> **DATA IN THIS EXERCISE**:
--
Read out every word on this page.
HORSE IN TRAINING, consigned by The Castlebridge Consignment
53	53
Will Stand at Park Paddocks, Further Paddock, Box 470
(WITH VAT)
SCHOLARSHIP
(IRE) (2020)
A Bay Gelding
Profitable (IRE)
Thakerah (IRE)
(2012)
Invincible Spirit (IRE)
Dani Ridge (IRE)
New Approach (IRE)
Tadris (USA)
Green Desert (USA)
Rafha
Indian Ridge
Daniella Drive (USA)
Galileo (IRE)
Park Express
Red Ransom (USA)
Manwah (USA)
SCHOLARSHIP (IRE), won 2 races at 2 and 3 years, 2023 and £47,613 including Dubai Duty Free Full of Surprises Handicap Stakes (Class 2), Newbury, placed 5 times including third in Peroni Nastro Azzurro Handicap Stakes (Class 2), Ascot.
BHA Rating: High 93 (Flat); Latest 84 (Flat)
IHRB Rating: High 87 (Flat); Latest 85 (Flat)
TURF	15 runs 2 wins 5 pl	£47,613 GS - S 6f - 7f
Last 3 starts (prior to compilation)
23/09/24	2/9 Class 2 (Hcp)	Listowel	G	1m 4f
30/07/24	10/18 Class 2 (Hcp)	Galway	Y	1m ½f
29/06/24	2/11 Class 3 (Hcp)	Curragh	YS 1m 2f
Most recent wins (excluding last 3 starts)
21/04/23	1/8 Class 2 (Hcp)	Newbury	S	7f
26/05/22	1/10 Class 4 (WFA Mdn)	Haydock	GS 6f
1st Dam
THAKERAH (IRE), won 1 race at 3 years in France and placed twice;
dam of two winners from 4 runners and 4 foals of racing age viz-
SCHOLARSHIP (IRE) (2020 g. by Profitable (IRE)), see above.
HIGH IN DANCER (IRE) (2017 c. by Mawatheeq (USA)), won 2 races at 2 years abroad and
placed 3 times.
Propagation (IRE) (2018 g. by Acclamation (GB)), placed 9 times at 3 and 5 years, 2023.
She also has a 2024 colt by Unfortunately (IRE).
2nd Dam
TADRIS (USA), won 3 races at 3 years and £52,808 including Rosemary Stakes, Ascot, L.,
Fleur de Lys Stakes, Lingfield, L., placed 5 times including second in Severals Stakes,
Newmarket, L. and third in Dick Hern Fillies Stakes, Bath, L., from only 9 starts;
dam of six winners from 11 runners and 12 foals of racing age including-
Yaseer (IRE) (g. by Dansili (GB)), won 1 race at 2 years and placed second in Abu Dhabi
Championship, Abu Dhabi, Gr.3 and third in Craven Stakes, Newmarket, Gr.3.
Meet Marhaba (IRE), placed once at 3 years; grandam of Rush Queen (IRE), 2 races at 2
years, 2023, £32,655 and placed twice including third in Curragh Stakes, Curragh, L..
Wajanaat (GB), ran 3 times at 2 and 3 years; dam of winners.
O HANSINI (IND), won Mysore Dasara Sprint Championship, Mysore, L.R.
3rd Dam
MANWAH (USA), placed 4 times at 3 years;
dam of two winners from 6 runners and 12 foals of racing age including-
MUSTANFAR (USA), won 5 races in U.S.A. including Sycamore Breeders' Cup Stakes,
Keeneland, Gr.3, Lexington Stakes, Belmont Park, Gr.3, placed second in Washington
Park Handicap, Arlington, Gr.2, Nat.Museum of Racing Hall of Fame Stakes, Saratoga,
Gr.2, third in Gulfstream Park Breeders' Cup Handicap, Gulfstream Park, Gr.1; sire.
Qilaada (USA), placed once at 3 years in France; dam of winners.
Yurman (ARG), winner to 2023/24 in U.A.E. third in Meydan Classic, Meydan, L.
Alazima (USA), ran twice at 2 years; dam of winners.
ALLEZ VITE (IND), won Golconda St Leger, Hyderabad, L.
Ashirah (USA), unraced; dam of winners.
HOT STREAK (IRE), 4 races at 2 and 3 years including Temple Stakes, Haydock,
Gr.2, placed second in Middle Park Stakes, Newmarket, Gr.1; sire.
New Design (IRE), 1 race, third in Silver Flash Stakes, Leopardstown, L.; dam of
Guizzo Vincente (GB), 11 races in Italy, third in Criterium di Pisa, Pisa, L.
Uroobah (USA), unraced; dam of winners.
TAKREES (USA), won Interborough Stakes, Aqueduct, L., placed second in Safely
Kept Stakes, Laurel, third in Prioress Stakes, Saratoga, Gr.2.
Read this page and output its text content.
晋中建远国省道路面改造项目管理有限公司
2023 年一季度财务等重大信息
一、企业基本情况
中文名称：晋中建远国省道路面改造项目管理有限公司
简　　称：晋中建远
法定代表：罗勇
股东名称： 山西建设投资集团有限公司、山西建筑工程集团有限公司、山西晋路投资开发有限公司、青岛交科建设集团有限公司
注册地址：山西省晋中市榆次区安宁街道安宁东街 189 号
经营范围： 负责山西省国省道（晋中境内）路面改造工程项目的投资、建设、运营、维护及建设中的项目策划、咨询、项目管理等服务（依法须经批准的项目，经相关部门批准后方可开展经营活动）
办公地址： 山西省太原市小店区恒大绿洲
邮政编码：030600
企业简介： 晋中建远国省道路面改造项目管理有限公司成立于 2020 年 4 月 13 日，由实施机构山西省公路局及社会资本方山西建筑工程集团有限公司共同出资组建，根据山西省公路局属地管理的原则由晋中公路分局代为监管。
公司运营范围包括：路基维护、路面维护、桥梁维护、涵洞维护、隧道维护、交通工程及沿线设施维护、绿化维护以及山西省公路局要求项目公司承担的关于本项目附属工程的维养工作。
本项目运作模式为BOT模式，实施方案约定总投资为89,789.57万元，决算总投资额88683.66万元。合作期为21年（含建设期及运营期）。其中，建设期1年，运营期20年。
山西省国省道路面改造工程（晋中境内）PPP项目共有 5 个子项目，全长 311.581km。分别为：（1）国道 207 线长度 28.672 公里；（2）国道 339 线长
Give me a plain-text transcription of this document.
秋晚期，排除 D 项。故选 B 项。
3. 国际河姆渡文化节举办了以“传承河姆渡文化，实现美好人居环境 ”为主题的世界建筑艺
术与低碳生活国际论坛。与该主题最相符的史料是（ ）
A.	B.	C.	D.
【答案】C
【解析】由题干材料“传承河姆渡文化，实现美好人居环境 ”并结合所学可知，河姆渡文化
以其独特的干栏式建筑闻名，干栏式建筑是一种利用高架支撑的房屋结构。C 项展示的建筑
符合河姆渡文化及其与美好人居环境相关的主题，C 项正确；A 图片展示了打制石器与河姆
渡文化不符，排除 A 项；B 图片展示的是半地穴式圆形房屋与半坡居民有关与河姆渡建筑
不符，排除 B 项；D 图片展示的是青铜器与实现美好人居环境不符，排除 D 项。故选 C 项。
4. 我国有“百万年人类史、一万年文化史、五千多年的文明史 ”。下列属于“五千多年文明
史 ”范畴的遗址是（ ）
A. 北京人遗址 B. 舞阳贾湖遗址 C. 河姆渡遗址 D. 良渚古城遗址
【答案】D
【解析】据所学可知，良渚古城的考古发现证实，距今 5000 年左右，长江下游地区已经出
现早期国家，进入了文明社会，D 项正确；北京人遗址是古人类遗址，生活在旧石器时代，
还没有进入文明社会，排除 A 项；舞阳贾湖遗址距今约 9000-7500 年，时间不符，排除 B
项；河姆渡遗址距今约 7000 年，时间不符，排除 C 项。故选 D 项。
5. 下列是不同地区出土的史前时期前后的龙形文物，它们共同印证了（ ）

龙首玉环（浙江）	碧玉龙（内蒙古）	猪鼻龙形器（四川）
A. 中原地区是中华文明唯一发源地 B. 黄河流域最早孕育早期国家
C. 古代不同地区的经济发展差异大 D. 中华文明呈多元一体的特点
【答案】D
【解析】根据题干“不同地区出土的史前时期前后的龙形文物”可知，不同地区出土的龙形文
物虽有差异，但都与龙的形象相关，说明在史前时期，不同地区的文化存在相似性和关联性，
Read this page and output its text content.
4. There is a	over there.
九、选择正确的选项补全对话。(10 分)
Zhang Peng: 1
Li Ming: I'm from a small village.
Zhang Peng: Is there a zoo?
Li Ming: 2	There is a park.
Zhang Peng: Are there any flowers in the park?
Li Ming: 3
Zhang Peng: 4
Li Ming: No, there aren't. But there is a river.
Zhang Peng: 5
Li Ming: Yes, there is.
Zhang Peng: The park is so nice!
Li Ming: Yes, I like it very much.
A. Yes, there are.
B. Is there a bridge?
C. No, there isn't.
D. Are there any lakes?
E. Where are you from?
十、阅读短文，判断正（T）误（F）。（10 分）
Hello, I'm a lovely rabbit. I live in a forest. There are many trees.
--
> **REQUIRED WORK**:
Find the lines that include the string "Rating", then copy each of them.

> **CORRECT ANSWER**:
BHA Rating: High 93 (Flat); Latest 84 (Flat)
IHRB Rating: High 87 (Flat); Latest 85 (Flat)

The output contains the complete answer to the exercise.